Goal: Reproduce the full listing that appears beneath this instruction exactly.

Dataset excerpt:

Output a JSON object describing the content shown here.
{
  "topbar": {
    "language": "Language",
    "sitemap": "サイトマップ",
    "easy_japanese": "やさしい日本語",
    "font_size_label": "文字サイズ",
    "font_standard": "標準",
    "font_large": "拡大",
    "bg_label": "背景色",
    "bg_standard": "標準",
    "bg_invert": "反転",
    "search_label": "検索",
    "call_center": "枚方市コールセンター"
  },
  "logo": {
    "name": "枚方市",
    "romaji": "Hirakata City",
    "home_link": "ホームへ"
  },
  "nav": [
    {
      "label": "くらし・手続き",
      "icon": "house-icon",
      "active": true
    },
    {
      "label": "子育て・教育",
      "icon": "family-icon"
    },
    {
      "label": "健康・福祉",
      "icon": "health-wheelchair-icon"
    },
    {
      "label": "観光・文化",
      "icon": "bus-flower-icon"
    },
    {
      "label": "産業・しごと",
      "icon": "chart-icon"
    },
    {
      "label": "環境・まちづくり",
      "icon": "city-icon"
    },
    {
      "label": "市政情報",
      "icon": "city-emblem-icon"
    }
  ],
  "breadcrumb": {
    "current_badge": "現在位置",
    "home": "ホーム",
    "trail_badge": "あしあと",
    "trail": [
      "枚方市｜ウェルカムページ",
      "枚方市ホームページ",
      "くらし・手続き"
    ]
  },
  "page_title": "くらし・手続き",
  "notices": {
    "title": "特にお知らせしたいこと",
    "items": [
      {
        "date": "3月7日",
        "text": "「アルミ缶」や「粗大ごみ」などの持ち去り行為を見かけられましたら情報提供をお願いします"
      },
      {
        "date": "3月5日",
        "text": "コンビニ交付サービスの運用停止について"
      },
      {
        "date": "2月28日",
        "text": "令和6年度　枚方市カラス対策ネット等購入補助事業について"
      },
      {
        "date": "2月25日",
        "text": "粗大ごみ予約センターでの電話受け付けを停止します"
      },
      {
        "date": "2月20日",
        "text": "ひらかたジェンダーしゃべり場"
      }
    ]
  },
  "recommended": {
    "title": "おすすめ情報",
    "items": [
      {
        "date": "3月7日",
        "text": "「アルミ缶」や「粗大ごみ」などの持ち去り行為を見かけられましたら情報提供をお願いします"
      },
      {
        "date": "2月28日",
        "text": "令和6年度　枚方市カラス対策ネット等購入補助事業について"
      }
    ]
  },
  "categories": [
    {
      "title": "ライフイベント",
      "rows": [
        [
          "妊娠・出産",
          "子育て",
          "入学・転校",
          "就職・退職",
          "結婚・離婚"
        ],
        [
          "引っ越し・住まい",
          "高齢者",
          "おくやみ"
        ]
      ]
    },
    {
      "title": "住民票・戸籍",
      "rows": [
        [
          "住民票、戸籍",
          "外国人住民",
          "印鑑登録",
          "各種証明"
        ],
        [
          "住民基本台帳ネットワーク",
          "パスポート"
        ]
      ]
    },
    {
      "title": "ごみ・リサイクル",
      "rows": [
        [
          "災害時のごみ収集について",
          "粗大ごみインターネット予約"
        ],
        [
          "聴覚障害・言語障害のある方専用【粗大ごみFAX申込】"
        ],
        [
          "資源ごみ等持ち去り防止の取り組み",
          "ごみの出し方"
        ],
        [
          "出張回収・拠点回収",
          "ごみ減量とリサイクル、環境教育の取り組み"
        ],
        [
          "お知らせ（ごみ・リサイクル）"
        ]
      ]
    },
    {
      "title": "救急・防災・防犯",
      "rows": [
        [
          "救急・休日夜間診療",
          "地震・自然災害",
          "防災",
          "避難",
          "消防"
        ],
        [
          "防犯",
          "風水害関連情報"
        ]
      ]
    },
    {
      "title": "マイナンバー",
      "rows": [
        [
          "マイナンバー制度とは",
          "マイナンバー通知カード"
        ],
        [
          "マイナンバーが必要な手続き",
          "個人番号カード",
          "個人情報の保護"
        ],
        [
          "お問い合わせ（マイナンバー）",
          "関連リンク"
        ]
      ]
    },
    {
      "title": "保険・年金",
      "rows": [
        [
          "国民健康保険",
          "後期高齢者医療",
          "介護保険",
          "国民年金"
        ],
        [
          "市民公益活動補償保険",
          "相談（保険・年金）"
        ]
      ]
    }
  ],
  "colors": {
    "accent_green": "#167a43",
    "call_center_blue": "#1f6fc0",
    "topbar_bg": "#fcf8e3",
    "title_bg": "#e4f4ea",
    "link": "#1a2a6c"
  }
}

Task output:
Output a JSON object describing the content shown here.
{
  "topbar": {
    "language": "Language",
    "sitemap": "サイトマップ",
    "easy_japanese": "やさしい日本語",
    "font_size_label": "文字サイズ",
    "font_standard": "標準",
    "font_large": "拡大",
    "bg_label": "背景色",
    "bg_standard": "標準",
    "bg_invert": "反転",
    "search_label": "検索",
    "call_center": "枚方市コールセンター"
  },
  "logo": {
    "name": "枚方市",
    "romaji": "Hirakata City",
    "home_link": "ホームへ"
  },
  "nav": [
    {
      "label": "くらし・手続き",
      "icon": "house-icon",
      "active": true
    },
    {
      "label": "子育て・教育",
      "icon": "family-icon"
    },
    {
      "label": "健康・福祉",
      "icon": "health-wheelchair-icon"
    },
    {
      "label": "観光・文化",
      "icon": "bus-flower-icon"
    },
    {
      "label": "産業・しごと",
      "icon": "chart-icon"
    },
    {
      "label": "環境・まちづくり",
      "icon": "city-icon"
    },
    {
      "label": "市政情報",
      "icon": "city-emblem-icon"
    }
  ],
  "breadcrumb": {
    "current_badge": "現在位置",
    "home": "ホーム",
    "trail_badge": "あしあと",
    "trail": [
      "枚方市｜ウェルカムページ",
      "枚方市ホームページ",
      "くらし・手続き"
    ]
  },
  "page_title": "くらし・手続き",
  "notices": {
    "title": "特にお知らせしたいこと",
    "items": [
      {
        "date": "3月7日",
        "text": "「アルミ缶」や「粗大ごみ」などの持ち去り行為を見かけられましたら情報提供をお願いします"
      },
      {
        "date": "3月5日",
        "text": "コンビニ交付サービスの運用停止について"
      },
      {
        "date": "2月28日",
        "text": "令和6年度　枚方市カラス対策ネット等購入補助事業について"
      },
      {
        "date": "2月25日",
        "text": "粗大ごみ予約センターでの電話受け付けを停止します"
      },
      {
        "date": "2月20日",
        "text": "ひらかたジェンダーしゃべり場"
      }
    ]
  },
  "recommended": {
    "title": "おすすめ情報",
    "items": [
      {
        "date": "3月7日",
        "text": "「アルミ缶」や「粗大ごみ」などの持ち去り行為を見かけられましたら情報提供をお願いします"
      },
      {
        "date": "2月28日",
        "text": "令和6年度　枚方市カラス対策ネット等購入補助事業について"
      }
    ]
  },
  "categories": [
    {
      "title": "ライフイベント",
      "rows": [
        [
          "妊娠・出産",
          "子育て",
          "入学・転校",
          "就職・退職",
          "結婚・離婚"
        ],
        [
          "引っ越し・住まい",
          "高齢者",
          "おくやみ"
        ]
      ]
    },
    {
      "title": "住民票・戸籍",
      "rows": [
        [
          "住民票、戸籍",
          "外国人住民",
          "印鑑登録",
          "各種証明"
        ],
        [
          "住民基本台帳ネットワーク",
          "パスポート"
        ]
      ]
    },
    {
      "title": "ごみ・リサイクル",
      "rows": [
        [
          "災害時のごみ収集について",
          "粗大ごみインターネット予約"
        ],
        [
          "聴覚障害・言語障害のある方専用【粗大ごみFAX申込】"
        ],
        [
          "資源ごみ等持ち去り防止の取り組み",
          "ごみの出し方"
        ],
        [
          "出張回収・拠点回収",
          "ごみ減量とリサイクル、環境教育の取り組み"
        ],
        [
          "お知らせ（ごみ・リサイクル）"
        ]
      ]
    },
    {
      "title": "救急・防災・防犯",
      "rows": [
        [
          "救急・休日夜間診療",
          "地震・自然災害",
          "防災",
          "避難",
          "消防"
        ],
        [
          "防犯",
          "風水害関連情報"
        ]
      ]
    },
    {
      "title": "マイナンバー",
      "rows": [
        [
          "マイナンバー制度とは",
          "マイナンバー通知カード"
        ],
        [
          "マイナンバーが必要な手続き",
          "個人番号カード",
          "個人情報の保護"
        ],
        [
          "お問い合わせ（マイナンバー）",
          "関連リンク"
        ]
      ]
    },
    {
      "title": "保険・年金",
      "rows": [
        [
          "国民健康保険",
          "後期高齢者医療",
          "介護保険",
          "国民年金"
        ],
        [
          "市民公益活動補償保険",
          "相談（保険・年金）"
        ]
      ]
    }
  ],
  "colors": {
    "accent_green": "#167a43",
    "call_center_blue": "#1f6fc0",
    "topbar_bg": "#fcf8e3",
    "title_bg": "#e4f4ea",
    "link": "#1a2a6c"
  }
}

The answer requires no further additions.